(Records about charts and figures)
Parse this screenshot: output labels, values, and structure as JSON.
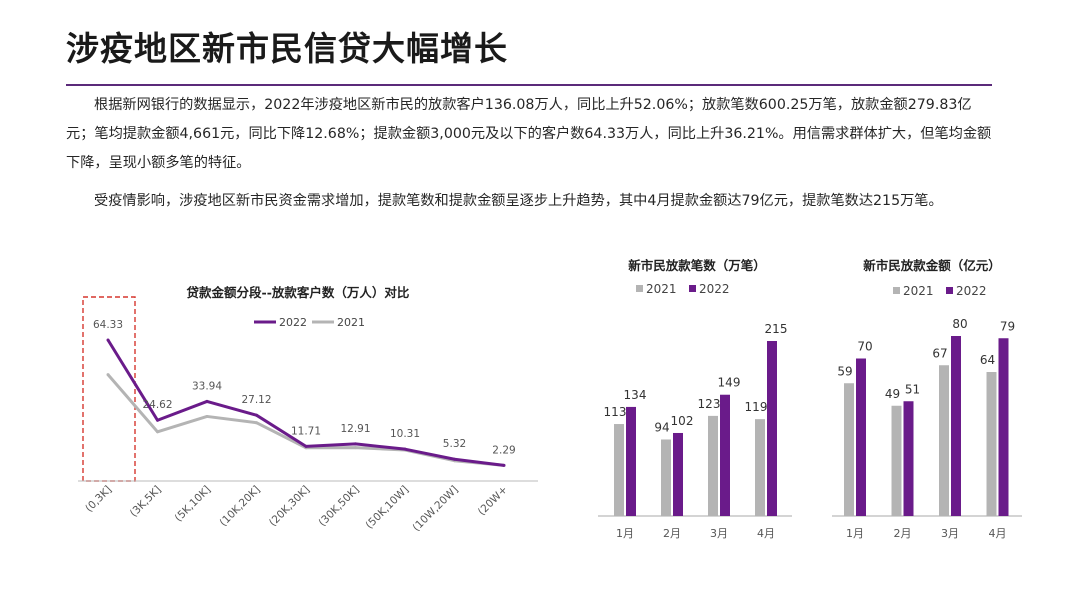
{
  "title": "涉疫地区新市民信贷大幅增长",
  "paragraphs": [
    "根据新网银行的数据显示，2022年涉疫地区新市民的放款客户136.08万人，同比上升52.06%；放款笔数600.25万笔，放款金额279.83亿元；笔均提款金额4,661元，同比下降12.68%；提款金额3,000元及以下的客户数64.33万人，同比上升36.21%。用信需求群体扩大，但笔均金额下降，呈现小额多笔的特征。",
    "受疫情影响，涉疫地区新市民资金需求增加，提款笔数和提款金额呈逐步上升趋势，其中4月提款金额达79亿元，提款笔数达215万笔。"
  ],
  "colors": {
    "purple": "#6a1b8a",
    "gray": "#b4b4b4",
    "highlight": "#d6372f",
    "rule": "#5b2a7a"
  },
  "chart_data": [
    {
      "type": "line",
      "title": "贷款金额分段--放款客户数（万人）对比",
      "categories": [
        "(0,3K]",
        "(3K,5K]",
        "(5K,10K]",
        "(10K,20K]",
        "(20K,30K]",
        "(30K,50K]",
        "(50K,10W]",
        "(10W,20W]",
        "(20W+"
      ],
      "series": [
        {
          "name": "2022",
          "values": [
            64.33,
            24.62,
            33.94,
            27.12,
            11.71,
            12.91,
            10.31,
            5.32,
            2.29
          ]
        },
        {
          "name": "2021",
          "values": [
            47.2,
            18.9,
            26.5,
            23.4,
            11.0,
            11.1,
            9.9,
            4.6,
            2.29
          ]
        }
      ],
      "data_labels": [
        "64.33",
        "24.62",
        "33.94",
        "27.12",
        "11.71",
        "12.91",
        "10.31",
        "5.32",
        "2.29"
      ],
      "legend": [
        "2022",
        "2021"
      ],
      "ylim": [
        0,
        75
      ],
      "highlight_category": "(0,3K]"
    },
    {
      "type": "bar",
      "title": "新市民放款笔数（万笔）",
      "categories": [
        "1月",
        "2月",
        "3月",
        "4月"
      ],
      "series": [
        {
          "name": "2021",
          "values": [
            113,
            94,
            123,
            119
          ]
        },
        {
          "name": "2022",
          "values": [
            134,
            102,
            149,
            215
          ]
        }
      ],
      "legend": [
        "2021",
        "2022"
      ],
      "ylim": [
        0,
        230
      ]
    },
    {
      "type": "bar",
      "title": "新市民放款金额（亿元）",
      "categories": [
        "1月",
        "2月",
        "3月",
        "4月"
      ],
      "series": [
        {
          "name": "2021",
          "values": [
            59,
            49,
            67,
            64
          ]
        },
        {
          "name": "2022",
          "values": [
            70,
            51,
            80,
            79
          ]
        }
      ],
      "legend": [
        "2021",
        "2022"
      ],
      "ylim": [
        0,
        85
      ]
    }
  ]
}
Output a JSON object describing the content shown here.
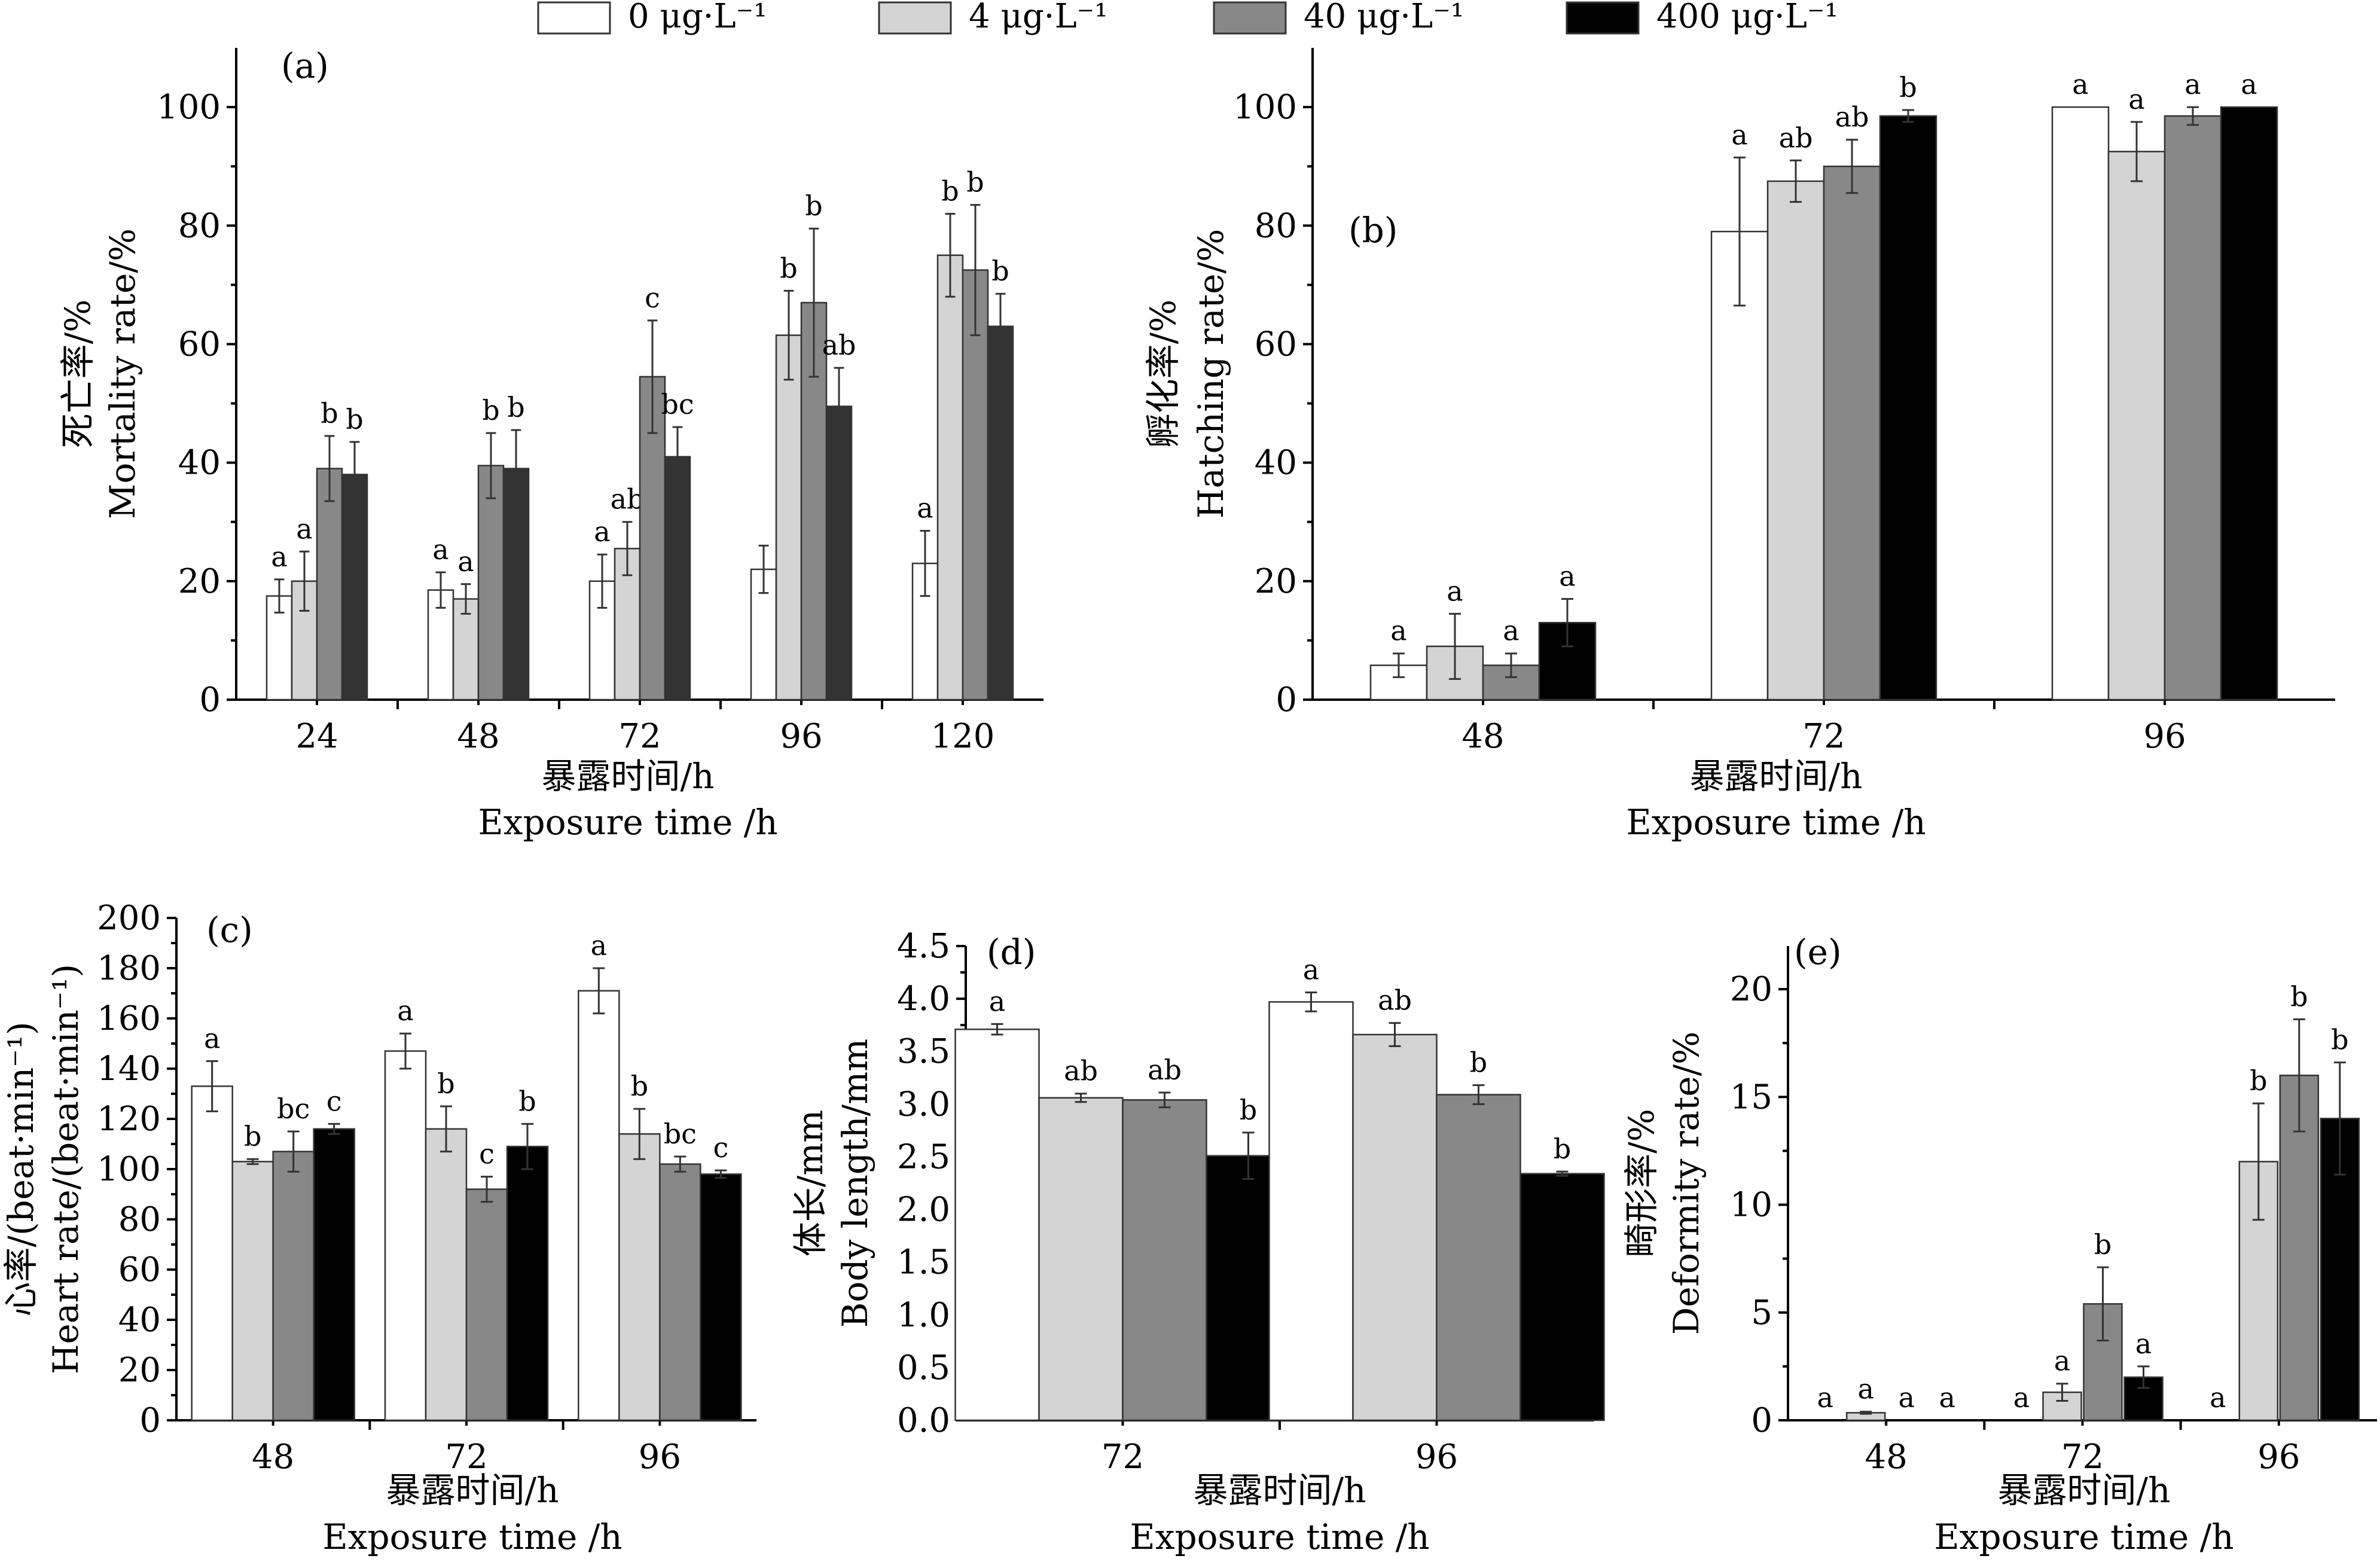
{
  "legend": {
    "entries": [
      {
        "label": "0 μg·L⁻¹",
        "color": "#ffffff"
      },
      {
        "label": "4 μg·L⁻¹",
        "color": "#d4d4d4"
      },
      {
        "label": "40 μg·L⁻¹",
        "color": "#888888"
      },
      {
        "label": "400 μg·L⁻¹",
        "color": "#000000"
      }
    ]
  },
  "chart_data": [
    {
      "panel": "(a)",
      "type": "bar",
      "title": "",
      "xlabel": [
        "暴露时间/h",
        "Exposure time /h"
      ],
      "ylabel": [
        "死亡率/%",
        "Mortality rate/%"
      ],
      "ylim": [
        0,
        110
      ],
      "yticks": [
        "0",
        "20",
        "40",
        "60",
        "80",
        "100"
      ],
      "categories": [
        "24",
        "48",
        "72",
        "96",
        "120"
      ],
      "colors": [
        "#ffffff",
        "#d4d4d4",
        "#888888",
        "#333333"
      ],
      "series": [
        {
          "values": [
            17.5,
            18.5,
            20,
            22,
            23
          ],
          "errors": [
            2.8,
            3,
            4.5,
            4,
            5.5
          ],
          "labels": [
            "a",
            "a",
            "a",
            "",
            "a"
          ]
        },
        {
          "values": [
            20,
            17,
            25.5,
            61.5,
            75
          ],
          "errors": [
            5,
            2.5,
            4.5,
            7.5,
            7
          ],
          "labels": [
            "a",
            "a",
            "ab",
            "b",
            "b"
          ]
        },
        {
          "values": [
            39,
            39.5,
            54.5,
            67,
            72.5
          ],
          "errors": [
            5.5,
            5.5,
            9.5,
            12.5,
            11
          ],
          "labels": [
            "b",
            "b",
            "c",
            "b",
            "b"
          ]
        },
        {
          "values": [
            38,
            39,
            41,
            49.5,
            63
          ],
          "errors": [
            5.5,
            6.5,
            5,
            6.5,
            5.5
          ],
          "labels": [
            "b",
            "b",
            "bc",
            "ab",
            "b"
          ]
        }
      ]
    },
    {
      "panel": "(b)",
      "type": "bar",
      "title": "",
      "xlabel": [
        "暴露时间/h",
        "Exposure time /h"
      ],
      "ylabel": [
        "孵化率/%",
        "Hatching rate/%"
      ],
      "ylim": [
        0,
        110
      ],
      "yticks": [
        "0",
        "20",
        "40",
        "60",
        "80",
        "100"
      ],
      "categories": [
        "48",
        "72",
        "96"
      ],
      "colors": [
        "#ffffff",
        "#d4d4d4",
        "#888888",
        "#000000"
      ],
      "series": [
        {
          "values": [
            5.8,
            79,
            100
          ],
          "errors": [
            2,
            12.5,
            0
          ],
          "labels": [
            "a",
            "a",
            "a"
          ]
        },
        {
          "values": [
            9,
            87.5,
            92.5
          ],
          "errors": [
            5.5,
            3.5,
            5
          ],
          "labels": [
            "a",
            "ab",
            "a"
          ]
        },
        {
          "values": [
            5.8,
            90,
            98.5
          ],
          "errors": [
            2,
            4.5,
            1.5
          ],
          "labels": [
            "a",
            "ab",
            "a"
          ]
        },
        {
          "values": [
            13,
            98.5,
            100
          ],
          "errors": [
            4,
            1,
            0
          ],
          "labels": [
            "a",
            "b",
            "a"
          ]
        }
      ]
    },
    {
      "panel": "(c)",
      "type": "bar",
      "title": "",
      "xlabel": [
        "暴露时间/h",
        "Exposure time /h"
      ],
      "ylabel": [
        "心率/(beat·min⁻¹)",
        "Heart rate/(beat·min⁻¹)"
      ],
      "ylim": [
        0,
        200
      ],
      "yticks": [
        "0",
        "20",
        "40",
        "60",
        "80",
        "100",
        "120",
        "140",
        "160",
        "180",
        "200"
      ],
      "categories": [
        "48",
        "72",
        "96"
      ],
      "colors": [
        "#ffffff",
        "#d4d4d4",
        "#888888",
        "#000000"
      ],
      "series": [
        {
          "values": [
            133,
            147,
            171
          ],
          "errors": [
            10,
            7,
            9
          ],
          "labels": [
            "a",
            "a",
            "a"
          ]
        },
        {
          "values": [
            103,
            116,
            114
          ],
          "errors": [
            1,
            9,
            10
          ],
          "labels": [
            "b",
            "b",
            "b"
          ]
        },
        {
          "values": [
            107,
            92,
            102
          ],
          "errors": [
            8,
            5,
            3
          ],
          "labels": [
            "bc",
            "c",
            "bc"
          ]
        },
        {
          "values": [
            116,
            109,
            98
          ],
          "errors": [
            2,
            9,
            1.5
          ],
          "labels": [
            "c",
            "b",
            "c"
          ]
        }
      ]
    },
    {
      "panel": "(d)",
      "type": "bar",
      "title": "",
      "xlabel": [
        "暴露时间/h",
        "Exposure time /h"
      ],
      "ylabel": [
        "体长/mm",
        "Body length/mm"
      ],
      "ylim": [
        0,
        4.5
      ],
      "yticks": [
        "0.0",
        "0.5",
        "1.0",
        "1.5",
        "2.0",
        "2.5",
        "3.0",
        "3.5",
        "4.0",
        "4.5"
      ],
      "categories": [
        "72",
        "96"
      ],
      "colors": [
        "#ffffff",
        "#d4d4d4",
        "#888888",
        "#000000"
      ],
      "series": [
        {
          "values": [
            3.71,
            3.97
          ],
          "errors": [
            0.05,
            0.09
          ],
          "labels": [
            "a",
            "a"
          ]
        },
        {
          "values": [
            3.06,
            3.66
          ],
          "errors": [
            0.04,
            0.11
          ],
          "labels": [
            "ab",
            "ab"
          ]
        },
        {
          "values": [
            3.04,
            3.09
          ],
          "errors": [
            0.07,
            0.09
          ],
          "labels": [
            "ab",
            "b"
          ]
        },
        {
          "values": [
            2.51,
            2.34
          ],
          "errors": [
            0.22,
            0.02
          ],
          "labels": [
            "b",
            "b"
          ]
        }
      ]
    },
    {
      "panel": "(e)",
      "type": "bar",
      "title": "",
      "xlabel": [
        "暴露时间/h",
        "Exposure time /h"
      ],
      "ylabel": [
        "畸形率/%",
        "Deformity rate/%"
      ],
      "ylim": [
        0,
        22
      ],
      "yticks": [
        "0",
        "5",
        "10",
        "15",
        "20"
      ],
      "categories": [
        "48",
        "72",
        "96"
      ],
      "colors": [
        "#ffffff",
        "#d4d4d4",
        "#888888",
        "#000000"
      ],
      "series": [
        {
          "values": [
            0,
            0,
            0
          ],
          "errors": [
            0,
            0,
            0
          ],
          "labels": [
            "a",
            "a",
            "a"
          ]
        },
        {
          "values": [
            0.35,
            1.3,
            12
          ],
          "errors": [
            0.05,
            0.4,
            2.7
          ],
          "labels": [
            "a",
            "a",
            "b"
          ]
        },
        {
          "values": [
            0,
            5.4,
            16
          ],
          "errors": [
            0,
            1.7,
            2.6
          ],
          "labels": [
            "a",
            "b",
            "b"
          ]
        },
        {
          "values": [
            0,
            2,
            14
          ],
          "errors": [
            0,
            0.5,
            2.6
          ],
          "labels": [
            "a",
            "a",
            "b"
          ]
        }
      ]
    }
  ]
}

| Problem details |
Pick out all lines from the data above in which the word "panel" appears.

| Output of the exercise |
      "panel": "(a)",
      "panel": "(b)",
      "panel": "(c)",
      "panel": "(d)",
      "panel": "(e)",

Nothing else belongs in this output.